Work to complete
Rewrite the records starting with the line containing "What elements are" and going through the line containing "step-upload[interactable]: Upload <box>166", changing "Date of Issue" to "Issue Date" and leaving everything else as it is.

Provided data
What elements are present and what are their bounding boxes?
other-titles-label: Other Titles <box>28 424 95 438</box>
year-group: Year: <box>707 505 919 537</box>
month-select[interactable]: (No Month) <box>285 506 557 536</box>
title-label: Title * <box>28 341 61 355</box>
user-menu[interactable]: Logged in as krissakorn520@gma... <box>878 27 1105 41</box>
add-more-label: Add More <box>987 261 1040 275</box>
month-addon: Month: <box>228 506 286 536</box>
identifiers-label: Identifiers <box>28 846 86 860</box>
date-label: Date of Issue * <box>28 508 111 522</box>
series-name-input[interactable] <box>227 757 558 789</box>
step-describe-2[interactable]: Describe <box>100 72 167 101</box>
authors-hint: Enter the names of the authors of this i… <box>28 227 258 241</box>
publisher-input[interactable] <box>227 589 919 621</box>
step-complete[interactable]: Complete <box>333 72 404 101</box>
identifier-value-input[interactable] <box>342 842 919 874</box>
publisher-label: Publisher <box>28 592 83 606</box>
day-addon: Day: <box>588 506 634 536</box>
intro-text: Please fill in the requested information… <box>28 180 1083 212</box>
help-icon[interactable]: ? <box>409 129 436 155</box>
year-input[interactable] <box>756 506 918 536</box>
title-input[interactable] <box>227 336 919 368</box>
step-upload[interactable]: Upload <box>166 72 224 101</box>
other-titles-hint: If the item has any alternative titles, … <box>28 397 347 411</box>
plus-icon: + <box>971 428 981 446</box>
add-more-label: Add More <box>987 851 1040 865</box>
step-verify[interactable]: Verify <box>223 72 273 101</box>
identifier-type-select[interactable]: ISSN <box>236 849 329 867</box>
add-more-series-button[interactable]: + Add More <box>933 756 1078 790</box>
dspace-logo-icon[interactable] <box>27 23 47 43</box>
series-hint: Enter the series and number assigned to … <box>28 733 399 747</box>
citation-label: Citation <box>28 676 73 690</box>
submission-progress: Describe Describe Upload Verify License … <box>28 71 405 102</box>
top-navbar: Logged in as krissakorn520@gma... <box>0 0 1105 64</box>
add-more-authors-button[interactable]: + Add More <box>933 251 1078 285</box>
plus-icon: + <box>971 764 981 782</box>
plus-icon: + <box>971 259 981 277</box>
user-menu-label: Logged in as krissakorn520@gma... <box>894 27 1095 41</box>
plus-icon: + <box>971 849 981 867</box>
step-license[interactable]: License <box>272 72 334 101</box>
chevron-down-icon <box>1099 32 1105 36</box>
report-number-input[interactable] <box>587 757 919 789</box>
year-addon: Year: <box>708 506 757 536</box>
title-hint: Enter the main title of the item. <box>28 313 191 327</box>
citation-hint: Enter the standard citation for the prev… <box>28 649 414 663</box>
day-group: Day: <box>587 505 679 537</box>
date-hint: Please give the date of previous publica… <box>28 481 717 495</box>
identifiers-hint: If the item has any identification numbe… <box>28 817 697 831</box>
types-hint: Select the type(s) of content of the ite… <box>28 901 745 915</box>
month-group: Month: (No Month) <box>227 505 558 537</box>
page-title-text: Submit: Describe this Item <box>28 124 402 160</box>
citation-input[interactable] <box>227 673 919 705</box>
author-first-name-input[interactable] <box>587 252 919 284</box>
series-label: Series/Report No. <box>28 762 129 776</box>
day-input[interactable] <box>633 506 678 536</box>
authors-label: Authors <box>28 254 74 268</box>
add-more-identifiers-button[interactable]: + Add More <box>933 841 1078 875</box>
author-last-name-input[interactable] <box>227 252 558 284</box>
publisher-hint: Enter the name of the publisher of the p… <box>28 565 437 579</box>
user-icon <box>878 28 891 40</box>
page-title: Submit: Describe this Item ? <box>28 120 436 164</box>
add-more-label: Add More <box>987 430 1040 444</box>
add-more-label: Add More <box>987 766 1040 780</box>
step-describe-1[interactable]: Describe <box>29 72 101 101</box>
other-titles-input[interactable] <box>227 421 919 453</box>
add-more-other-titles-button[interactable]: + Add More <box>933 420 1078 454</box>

---

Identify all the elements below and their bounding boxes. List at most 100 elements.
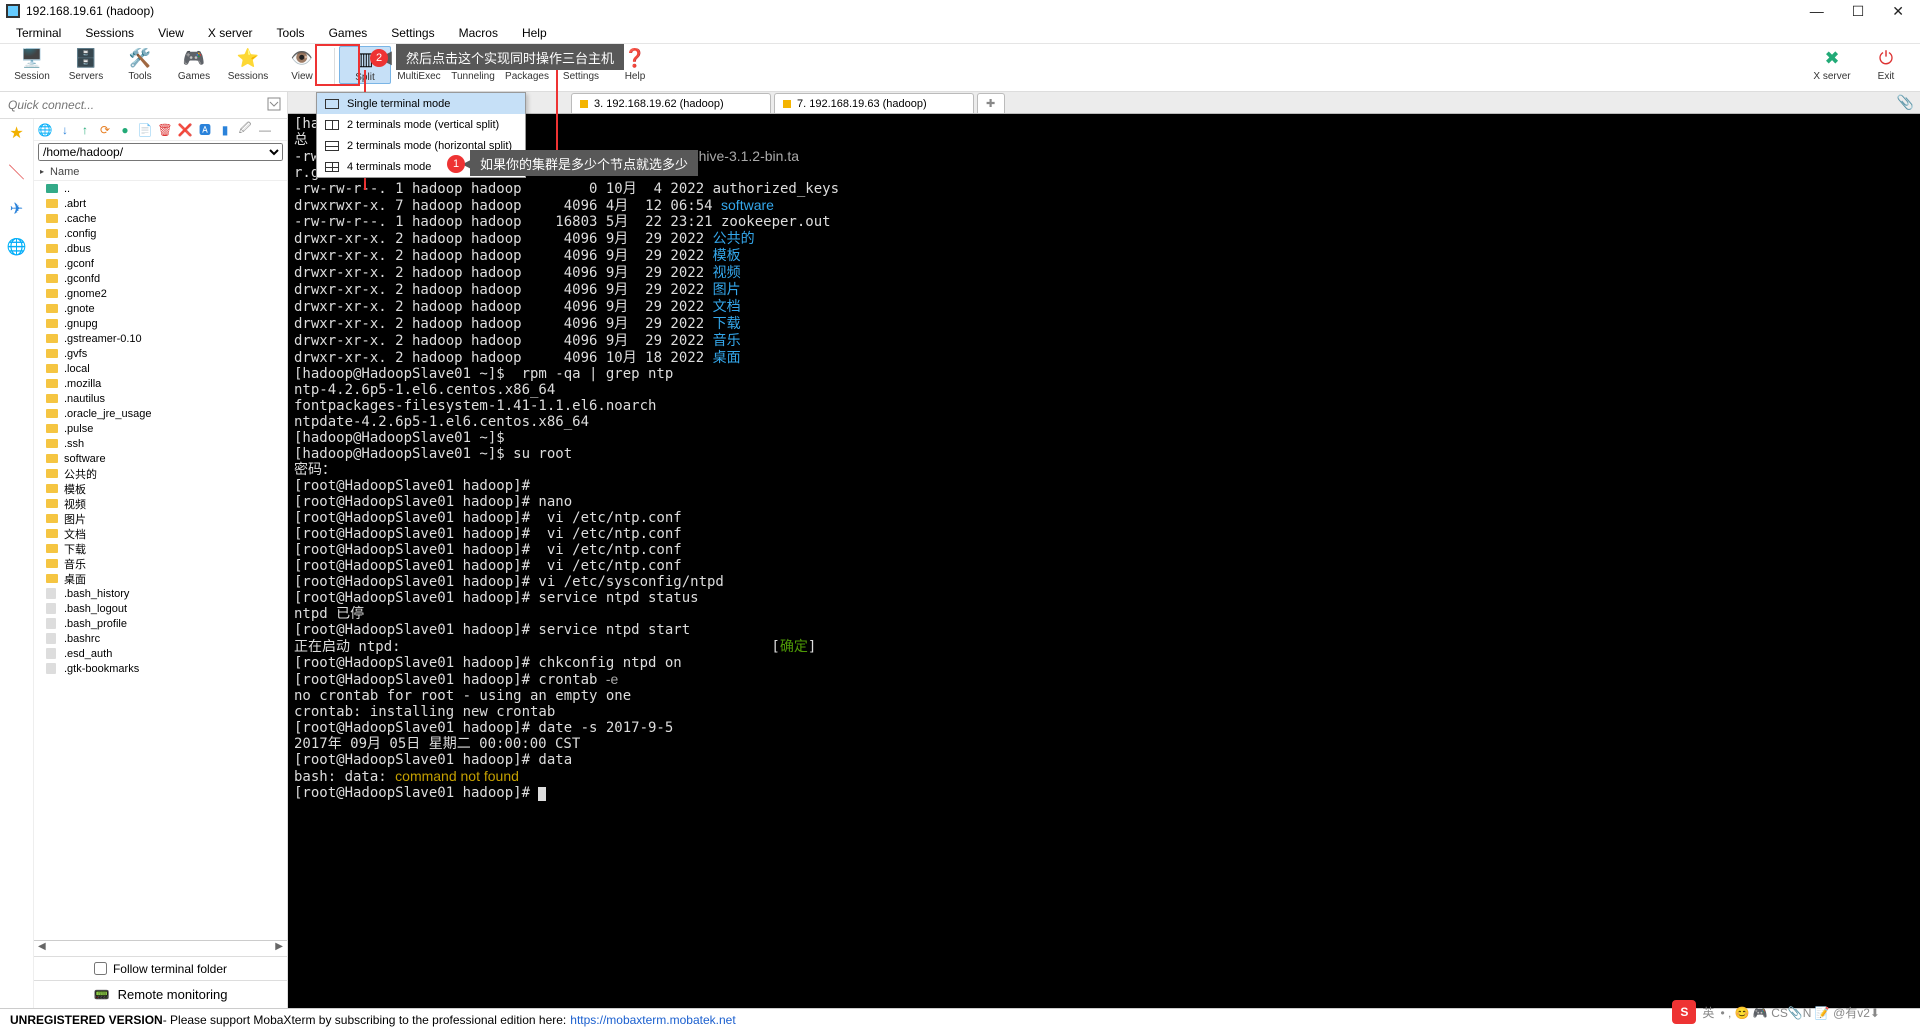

Correct answer
What elements are present and what are their bounding boxes?
other-titles-label: Other Titles <box>28 424 95 438</box>
year-group: Year: <box>707 505 919 537</box>
month-select[interactable]: (No Month) <box>285 506 557 536</box>
title-label: Title * <box>28 341 61 355</box>
user-menu[interactable]: Logged in as krissakorn520@gma... <box>878 27 1105 41</box>
add-more-label: Add More <box>987 261 1040 275</box>
month-addon: Month: <box>228 506 286 536</box>
identifiers-label: Identifiers <box>28 846 86 860</box>
date-label: Issue Date * <box>28 508 111 522</box>
series-name-input[interactable] <box>227 757 558 789</box>
step-describe-2[interactable]: Describe <box>100 72 167 101</box>
authors-hint: Enter the names of the authors of this i… <box>28 227 258 241</box>
publisher-input[interactable] <box>227 589 919 621</box>
step-complete[interactable]: Complete <box>333 72 404 101</box>
identifier-value-input[interactable] <box>342 842 919 874</box>
publisher-label: Publisher <box>28 592 83 606</box>
day-addon: Day: <box>588 506 634 536</box>
intro-text: Please fill in the requested information… <box>28 180 1083 212</box>
help-icon[interactable]: ? <box>409 129 436 155</box>
year-input[interactable] <box>756 506 918 536</box>
title-input[interactable] <box>227 336 919 368</box>
step-upload[interactable]: Upload <box>166 72 224 101</box>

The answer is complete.